#### Exercise directions
Your task is to transcribe the entries below exactly, beginning with the line containing "Read this page and output its text content." and ending with the final line, and to add nothing else.

-----

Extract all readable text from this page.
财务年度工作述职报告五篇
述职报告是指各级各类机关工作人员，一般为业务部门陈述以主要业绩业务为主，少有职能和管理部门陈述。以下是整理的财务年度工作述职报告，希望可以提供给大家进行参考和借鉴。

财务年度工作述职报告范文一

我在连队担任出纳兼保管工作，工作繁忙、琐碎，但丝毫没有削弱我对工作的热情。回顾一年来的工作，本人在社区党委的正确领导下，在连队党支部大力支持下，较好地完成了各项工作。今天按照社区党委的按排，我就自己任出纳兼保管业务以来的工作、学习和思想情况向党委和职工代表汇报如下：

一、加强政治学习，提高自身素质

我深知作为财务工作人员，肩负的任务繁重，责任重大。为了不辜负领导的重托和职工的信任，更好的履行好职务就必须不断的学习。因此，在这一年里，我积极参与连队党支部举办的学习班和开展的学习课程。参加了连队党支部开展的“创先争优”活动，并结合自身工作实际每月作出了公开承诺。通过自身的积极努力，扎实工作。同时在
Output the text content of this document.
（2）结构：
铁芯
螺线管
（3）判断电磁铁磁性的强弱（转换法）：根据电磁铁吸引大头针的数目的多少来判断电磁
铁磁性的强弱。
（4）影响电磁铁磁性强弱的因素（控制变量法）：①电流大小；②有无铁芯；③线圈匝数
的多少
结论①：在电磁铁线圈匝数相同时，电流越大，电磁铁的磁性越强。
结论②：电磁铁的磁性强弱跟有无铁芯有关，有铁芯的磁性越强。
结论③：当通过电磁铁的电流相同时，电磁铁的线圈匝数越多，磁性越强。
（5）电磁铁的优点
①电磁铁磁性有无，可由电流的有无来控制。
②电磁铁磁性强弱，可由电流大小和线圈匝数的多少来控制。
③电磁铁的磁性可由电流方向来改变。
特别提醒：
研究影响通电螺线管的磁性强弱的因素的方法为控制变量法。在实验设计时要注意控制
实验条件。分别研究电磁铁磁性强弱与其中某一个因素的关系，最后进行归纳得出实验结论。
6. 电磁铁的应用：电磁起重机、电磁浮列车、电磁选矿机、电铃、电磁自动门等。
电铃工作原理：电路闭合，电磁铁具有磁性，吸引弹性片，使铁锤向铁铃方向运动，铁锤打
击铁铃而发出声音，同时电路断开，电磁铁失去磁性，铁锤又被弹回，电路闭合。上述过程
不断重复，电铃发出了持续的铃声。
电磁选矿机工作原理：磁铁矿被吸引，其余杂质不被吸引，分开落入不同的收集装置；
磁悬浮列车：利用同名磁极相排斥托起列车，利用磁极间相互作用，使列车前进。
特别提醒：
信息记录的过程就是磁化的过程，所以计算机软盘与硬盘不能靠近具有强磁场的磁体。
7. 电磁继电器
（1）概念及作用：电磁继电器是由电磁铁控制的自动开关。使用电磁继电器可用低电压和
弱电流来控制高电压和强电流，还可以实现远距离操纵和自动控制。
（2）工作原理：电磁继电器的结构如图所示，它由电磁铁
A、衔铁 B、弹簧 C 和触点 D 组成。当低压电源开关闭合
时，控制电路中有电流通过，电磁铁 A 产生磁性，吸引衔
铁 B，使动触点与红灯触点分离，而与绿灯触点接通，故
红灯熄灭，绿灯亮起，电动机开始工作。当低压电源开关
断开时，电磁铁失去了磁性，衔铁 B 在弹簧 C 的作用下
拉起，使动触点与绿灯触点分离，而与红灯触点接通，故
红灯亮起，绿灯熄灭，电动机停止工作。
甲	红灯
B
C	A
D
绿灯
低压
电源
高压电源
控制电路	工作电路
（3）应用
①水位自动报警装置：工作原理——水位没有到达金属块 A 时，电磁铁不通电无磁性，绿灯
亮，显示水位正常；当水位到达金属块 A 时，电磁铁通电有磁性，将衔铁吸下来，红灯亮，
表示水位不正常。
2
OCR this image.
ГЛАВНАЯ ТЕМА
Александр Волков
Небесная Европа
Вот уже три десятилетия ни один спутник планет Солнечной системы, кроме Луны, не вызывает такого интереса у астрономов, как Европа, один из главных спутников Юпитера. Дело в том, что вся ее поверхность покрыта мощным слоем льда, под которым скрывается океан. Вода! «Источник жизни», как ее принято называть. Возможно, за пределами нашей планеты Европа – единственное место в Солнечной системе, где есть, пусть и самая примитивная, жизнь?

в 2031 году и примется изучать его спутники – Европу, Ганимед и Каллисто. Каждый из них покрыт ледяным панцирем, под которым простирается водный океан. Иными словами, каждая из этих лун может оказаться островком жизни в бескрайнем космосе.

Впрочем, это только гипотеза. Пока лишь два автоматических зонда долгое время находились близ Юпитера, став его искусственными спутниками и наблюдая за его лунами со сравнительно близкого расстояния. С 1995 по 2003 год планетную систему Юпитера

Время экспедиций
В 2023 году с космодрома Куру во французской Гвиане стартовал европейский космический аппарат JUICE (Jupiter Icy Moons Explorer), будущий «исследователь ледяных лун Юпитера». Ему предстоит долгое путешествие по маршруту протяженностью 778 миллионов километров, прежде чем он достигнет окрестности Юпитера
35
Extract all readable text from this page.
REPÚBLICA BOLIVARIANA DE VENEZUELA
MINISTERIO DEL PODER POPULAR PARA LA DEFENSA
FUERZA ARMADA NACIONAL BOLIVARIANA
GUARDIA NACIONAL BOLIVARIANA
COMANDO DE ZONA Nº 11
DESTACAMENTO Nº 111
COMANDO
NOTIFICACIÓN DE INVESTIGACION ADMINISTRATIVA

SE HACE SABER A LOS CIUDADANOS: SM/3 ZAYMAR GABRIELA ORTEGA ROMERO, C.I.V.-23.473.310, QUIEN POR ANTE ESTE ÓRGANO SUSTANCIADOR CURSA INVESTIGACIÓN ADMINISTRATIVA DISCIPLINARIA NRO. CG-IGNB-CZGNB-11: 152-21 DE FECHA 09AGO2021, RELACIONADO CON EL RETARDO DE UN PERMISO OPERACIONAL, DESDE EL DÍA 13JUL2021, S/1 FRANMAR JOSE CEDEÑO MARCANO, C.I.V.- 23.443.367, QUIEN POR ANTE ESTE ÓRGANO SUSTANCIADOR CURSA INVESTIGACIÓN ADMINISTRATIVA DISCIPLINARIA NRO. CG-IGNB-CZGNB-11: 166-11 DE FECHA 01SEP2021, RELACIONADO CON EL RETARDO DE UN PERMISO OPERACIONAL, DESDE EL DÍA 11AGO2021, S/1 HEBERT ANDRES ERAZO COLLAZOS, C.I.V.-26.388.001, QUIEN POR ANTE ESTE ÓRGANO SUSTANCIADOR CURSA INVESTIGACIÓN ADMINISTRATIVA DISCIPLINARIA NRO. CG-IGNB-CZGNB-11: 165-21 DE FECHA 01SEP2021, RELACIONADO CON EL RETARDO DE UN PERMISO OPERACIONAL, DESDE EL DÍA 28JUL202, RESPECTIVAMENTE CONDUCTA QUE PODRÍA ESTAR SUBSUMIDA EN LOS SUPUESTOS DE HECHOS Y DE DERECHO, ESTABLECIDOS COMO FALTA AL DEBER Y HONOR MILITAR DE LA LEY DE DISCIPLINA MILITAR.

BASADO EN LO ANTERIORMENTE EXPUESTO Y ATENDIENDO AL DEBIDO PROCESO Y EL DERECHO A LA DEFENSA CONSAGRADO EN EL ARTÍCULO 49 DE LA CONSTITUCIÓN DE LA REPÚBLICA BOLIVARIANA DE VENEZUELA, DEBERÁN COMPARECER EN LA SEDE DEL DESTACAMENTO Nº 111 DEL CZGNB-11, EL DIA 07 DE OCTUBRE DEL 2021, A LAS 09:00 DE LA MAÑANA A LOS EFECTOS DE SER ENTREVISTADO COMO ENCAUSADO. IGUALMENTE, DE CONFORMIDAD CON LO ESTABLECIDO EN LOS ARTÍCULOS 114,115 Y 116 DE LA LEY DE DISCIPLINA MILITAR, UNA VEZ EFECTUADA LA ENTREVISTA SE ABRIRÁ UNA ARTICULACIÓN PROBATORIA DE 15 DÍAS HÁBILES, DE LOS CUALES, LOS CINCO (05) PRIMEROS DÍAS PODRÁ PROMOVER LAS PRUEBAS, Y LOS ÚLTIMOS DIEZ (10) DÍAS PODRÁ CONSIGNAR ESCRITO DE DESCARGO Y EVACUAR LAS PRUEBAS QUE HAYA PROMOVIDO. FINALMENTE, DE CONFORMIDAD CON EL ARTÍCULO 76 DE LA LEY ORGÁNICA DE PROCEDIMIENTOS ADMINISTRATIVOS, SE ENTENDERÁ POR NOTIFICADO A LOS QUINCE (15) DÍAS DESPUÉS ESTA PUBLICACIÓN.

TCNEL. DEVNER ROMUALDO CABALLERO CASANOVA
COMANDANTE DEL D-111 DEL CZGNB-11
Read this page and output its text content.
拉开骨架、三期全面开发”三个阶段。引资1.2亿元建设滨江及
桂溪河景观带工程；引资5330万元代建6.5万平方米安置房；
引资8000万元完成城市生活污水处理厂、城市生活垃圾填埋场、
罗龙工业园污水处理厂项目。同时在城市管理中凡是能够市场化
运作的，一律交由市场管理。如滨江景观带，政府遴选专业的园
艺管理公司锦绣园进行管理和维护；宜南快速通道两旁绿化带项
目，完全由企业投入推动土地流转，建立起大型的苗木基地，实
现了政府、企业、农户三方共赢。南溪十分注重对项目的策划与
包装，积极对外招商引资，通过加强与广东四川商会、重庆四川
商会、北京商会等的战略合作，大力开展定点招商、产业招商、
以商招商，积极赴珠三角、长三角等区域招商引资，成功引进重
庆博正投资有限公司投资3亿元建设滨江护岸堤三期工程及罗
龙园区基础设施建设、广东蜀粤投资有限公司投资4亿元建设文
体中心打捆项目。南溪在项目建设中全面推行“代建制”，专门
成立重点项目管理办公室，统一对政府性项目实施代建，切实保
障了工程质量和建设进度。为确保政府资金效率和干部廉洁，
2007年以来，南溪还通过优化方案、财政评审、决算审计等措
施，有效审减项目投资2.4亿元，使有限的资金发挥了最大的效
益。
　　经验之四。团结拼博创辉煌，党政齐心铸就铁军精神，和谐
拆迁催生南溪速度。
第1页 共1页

-----

#### Exercise result
Read this page and output its text content.
拉开骨架、三期全面开发”三个阶段。引资1.2亿元建设滨江及
桂溪河景观带工程；引资5330万元代建6.5万平方米安置房；
引资8000万元完成城市生活污水处理厂、城市生活垃圾填埋场、
罗龙工业园污水处理厂项目。同时在城市管理中凡是能够市场化
运作的，一律交由市场管理。如滨江景观带，政府遴选专业的园
艺管理公司锦绣园进行管理和维护；宜南快速通道两旁绿化带项
目，完全由企业投入推动土地流转，建立起大型的苗木基地，实
现了政府、企业、农户三方共赢。南溪十分注重对项目的策划与
包装，积极对外招商引资，通过加强与广东四川商会、重庆四川
商会、北京商会等的战略合作，大力开展定点招商、产业招商、
以商招商，积极赴珠三角、长三角等区域招商引资，成功引进重
庆博正投资有限公司投资3亿元建设滨江护岸堤三期工程及罗
龙园区基础设施建设、广东蜀粤投资有限公司投资4亿元建设文
体中心打捆项目。南溪在项目建设中全面推行“代建制”，专门
成立重点项目管理办公室，统一对政府性项目实施代建，切实保
障了工程质量和建设进度。为确保政府资金效率和干部廉洁，
2007年以来，南溪还通过优化方案、财政评审、决算审计等措
施，有效审减项目投资2.4亿元，使有限的资金发挥了最大的效
益。
　　经验之四。团结拼博创辉煌，党政齐心铸就铁军精神，和谐
拆迁催生南溪速度。
第1页 共1页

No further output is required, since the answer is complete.